[TASK OBJECTIVE] Filter out everything except lines holding "text".

[Start of ENTRIES SUPPLIED]

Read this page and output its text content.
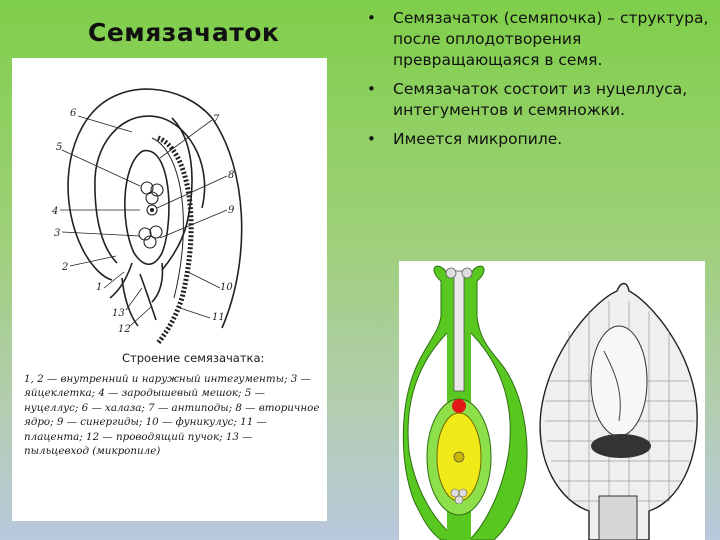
Семязачаток	• Семязачаток (семяпочка) – структура, после оплодотворения превращающаяся в семя.
• Семязачаток состоит из нуцеллуса, интегументов и семяножки.
• Имеется микропиле.
6
7
5
8
4	9
3
2
10
1
13	11
12
Строение семязачатка:
1, 2 — внутренний и наружный интегументы; 3 — яйцеклетка; 4 — зародышевый мешок; 5 — нуцеллус; 6 — халаза; 7 — антиподы; 8 — вторичное ядро; 9 — синергиды; 10 — фуникулус; 11 — плацента; 12 — проводящий пучок; 13 — пыльцевход (микропиле)
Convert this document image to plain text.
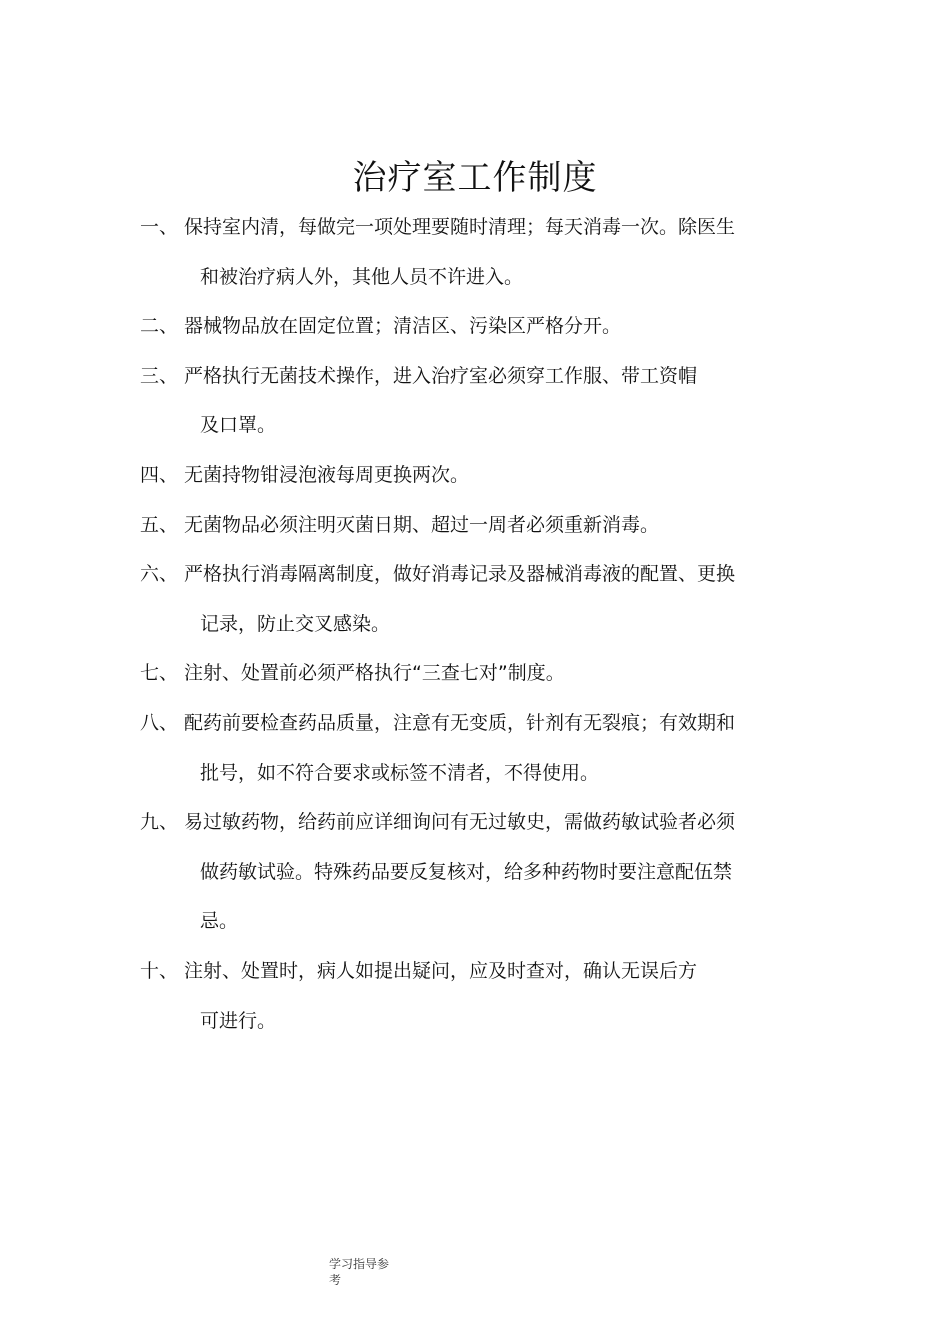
治疗室工作制度
一、 保持室内清，每做完一项处理要随时清理；每天消毒一次。除医生
和被治疗病人外，其他人员不许进入。
二、 器械物品放在固定位置；清洁区、污染区严格分开。
三、 严格执行无菌技术操作，进入治疗室必须穿工作服、带工资帽
及口罩。
四、 无菌持物钳浸泡液每周更换两次。
五、 无菌物品必须注明灭菌日期、超过一周者必须重新消毒。
六、 严格执行消毒隔离制度，做好消毒记录及器械消毒液的配置、更换
记录，防止交叉感染。
七、 注射、处置前必须严格执行“三查七对”制度。
八、 配药前要检查药品质量，注意有无变质，针剂有无裂痕；有效期和
批号，如不符合要求或标签不清者，不得使用。
九、 易过敏药物，给药前应详细询问有无过敏史，需做药敏试验者必须
做药敏试验。特殊药品要反复核对，给多种药物时要注意配伍禁
忌。
十、 注射、处置时，病人如提出疑问，应及时查对，确认无误后方
可进行。
学习指导参
考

[End of ENTRIES SUPPLIED]

[OUTPUT FOR THIS EXERCISE]
Read this page and output its text content.
Convert this document image to plain text.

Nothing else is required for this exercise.